• WRITTEN PROBLEM: Using the data below, determine the number of lines that include the string "Blitze". Write only that number.

• DATA RECORDS:
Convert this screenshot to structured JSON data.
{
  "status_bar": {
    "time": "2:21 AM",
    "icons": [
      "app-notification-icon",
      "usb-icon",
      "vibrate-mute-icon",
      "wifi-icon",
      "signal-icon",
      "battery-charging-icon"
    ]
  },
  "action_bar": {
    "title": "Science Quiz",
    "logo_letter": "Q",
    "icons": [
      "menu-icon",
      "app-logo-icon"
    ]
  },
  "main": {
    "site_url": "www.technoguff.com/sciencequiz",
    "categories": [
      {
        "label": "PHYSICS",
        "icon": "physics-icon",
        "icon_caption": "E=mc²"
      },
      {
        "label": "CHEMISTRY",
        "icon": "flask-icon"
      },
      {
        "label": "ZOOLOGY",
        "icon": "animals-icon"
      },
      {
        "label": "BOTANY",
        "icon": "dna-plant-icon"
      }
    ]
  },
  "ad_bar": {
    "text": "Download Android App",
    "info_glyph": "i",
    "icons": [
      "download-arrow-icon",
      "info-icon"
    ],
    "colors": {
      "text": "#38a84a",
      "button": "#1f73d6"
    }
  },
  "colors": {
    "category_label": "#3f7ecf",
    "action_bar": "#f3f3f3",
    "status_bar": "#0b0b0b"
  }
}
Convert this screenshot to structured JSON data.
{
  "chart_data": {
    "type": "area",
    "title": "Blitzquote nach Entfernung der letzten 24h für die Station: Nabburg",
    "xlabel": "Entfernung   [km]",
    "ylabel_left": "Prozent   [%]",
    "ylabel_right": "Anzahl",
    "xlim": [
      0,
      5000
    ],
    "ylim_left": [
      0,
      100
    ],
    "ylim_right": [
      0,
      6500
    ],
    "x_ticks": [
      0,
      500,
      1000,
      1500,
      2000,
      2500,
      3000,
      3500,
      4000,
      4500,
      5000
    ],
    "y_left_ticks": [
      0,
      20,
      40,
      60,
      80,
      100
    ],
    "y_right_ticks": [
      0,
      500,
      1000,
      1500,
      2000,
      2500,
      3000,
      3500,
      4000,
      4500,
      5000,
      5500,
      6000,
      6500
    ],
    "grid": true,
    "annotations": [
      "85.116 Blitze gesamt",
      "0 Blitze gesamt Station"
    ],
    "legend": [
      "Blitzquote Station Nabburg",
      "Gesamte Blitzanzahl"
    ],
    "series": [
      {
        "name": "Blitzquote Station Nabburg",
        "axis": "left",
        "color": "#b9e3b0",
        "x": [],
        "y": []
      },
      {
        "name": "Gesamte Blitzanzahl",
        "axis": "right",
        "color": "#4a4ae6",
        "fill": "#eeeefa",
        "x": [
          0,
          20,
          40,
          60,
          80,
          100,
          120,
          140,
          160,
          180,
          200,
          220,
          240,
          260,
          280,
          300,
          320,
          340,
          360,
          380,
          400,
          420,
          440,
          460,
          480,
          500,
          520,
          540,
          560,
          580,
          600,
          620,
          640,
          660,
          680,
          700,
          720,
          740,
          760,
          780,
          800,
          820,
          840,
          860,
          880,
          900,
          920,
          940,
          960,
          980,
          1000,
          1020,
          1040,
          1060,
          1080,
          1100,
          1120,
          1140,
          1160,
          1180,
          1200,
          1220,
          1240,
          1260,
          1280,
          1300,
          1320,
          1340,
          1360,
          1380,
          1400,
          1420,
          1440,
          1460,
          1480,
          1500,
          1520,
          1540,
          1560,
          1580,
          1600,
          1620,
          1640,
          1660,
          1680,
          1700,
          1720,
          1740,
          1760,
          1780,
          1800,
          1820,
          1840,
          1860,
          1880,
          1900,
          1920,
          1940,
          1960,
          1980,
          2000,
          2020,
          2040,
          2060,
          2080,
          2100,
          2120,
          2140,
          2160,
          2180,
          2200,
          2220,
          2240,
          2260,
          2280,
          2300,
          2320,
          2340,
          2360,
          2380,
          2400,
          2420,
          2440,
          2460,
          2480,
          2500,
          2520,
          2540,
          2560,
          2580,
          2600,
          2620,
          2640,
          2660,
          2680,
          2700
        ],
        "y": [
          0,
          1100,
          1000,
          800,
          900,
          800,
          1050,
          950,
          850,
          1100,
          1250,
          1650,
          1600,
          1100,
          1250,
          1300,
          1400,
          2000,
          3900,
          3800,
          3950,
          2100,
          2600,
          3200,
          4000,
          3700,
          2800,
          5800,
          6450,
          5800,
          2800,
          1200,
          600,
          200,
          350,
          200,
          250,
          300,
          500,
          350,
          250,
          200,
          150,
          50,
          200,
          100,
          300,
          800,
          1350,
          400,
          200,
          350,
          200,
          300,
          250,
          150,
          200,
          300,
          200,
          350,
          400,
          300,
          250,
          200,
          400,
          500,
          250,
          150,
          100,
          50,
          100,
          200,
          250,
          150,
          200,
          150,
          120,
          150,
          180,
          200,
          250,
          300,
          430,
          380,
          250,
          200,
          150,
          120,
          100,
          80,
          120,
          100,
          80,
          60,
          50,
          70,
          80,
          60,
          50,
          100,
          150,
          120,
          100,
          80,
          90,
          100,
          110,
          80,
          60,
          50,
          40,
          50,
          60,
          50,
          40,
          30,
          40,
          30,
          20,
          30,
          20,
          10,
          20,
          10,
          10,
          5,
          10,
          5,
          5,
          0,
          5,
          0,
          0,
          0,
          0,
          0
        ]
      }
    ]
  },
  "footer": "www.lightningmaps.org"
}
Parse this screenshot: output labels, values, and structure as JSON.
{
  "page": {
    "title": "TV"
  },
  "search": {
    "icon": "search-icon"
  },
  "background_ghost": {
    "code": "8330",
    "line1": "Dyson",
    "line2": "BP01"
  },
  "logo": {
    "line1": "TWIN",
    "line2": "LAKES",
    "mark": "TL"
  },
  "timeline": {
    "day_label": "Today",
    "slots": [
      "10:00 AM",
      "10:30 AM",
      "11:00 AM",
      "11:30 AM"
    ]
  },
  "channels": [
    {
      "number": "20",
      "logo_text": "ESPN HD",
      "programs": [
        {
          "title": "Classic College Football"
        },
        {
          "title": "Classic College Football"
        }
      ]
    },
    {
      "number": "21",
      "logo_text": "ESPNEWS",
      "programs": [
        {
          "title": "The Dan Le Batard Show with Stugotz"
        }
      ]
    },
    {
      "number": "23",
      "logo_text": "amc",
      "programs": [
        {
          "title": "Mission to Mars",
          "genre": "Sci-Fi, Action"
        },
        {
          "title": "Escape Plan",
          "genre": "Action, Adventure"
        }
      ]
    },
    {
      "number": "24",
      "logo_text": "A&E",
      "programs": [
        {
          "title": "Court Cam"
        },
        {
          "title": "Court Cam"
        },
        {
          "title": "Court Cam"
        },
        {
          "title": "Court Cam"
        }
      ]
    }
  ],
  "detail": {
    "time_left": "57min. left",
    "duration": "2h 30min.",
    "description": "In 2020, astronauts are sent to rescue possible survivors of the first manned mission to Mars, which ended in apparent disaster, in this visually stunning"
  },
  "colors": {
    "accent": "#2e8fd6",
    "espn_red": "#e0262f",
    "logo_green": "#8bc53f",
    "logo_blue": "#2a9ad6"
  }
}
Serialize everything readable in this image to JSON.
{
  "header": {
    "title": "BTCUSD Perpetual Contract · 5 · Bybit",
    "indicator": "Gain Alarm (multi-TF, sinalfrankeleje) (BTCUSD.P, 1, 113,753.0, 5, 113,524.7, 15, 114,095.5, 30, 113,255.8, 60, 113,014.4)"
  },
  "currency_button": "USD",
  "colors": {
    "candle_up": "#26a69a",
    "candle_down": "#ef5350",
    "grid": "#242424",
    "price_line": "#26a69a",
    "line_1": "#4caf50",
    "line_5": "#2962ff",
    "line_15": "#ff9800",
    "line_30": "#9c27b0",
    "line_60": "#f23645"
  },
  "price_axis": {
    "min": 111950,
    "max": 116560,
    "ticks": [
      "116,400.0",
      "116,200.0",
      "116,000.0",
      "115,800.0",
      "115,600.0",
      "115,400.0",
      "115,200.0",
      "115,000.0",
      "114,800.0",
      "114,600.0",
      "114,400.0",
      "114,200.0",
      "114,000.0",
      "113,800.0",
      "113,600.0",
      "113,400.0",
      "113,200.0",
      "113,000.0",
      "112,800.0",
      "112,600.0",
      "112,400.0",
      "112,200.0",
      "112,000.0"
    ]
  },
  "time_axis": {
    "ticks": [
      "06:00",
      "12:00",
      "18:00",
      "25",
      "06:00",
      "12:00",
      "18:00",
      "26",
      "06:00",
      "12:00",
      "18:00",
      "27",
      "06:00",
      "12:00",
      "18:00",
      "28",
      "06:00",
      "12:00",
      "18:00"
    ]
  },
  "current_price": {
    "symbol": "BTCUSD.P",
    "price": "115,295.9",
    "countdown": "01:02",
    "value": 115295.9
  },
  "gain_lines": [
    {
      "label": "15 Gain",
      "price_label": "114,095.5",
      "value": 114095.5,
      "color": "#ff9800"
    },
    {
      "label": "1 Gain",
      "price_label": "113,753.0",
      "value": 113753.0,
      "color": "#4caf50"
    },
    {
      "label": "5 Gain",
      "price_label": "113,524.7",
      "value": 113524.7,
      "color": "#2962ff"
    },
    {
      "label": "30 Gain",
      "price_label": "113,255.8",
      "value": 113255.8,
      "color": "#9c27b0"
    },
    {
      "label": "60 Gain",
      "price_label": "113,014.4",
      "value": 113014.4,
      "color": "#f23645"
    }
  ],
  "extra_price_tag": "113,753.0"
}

• FINAL ANSWER: 2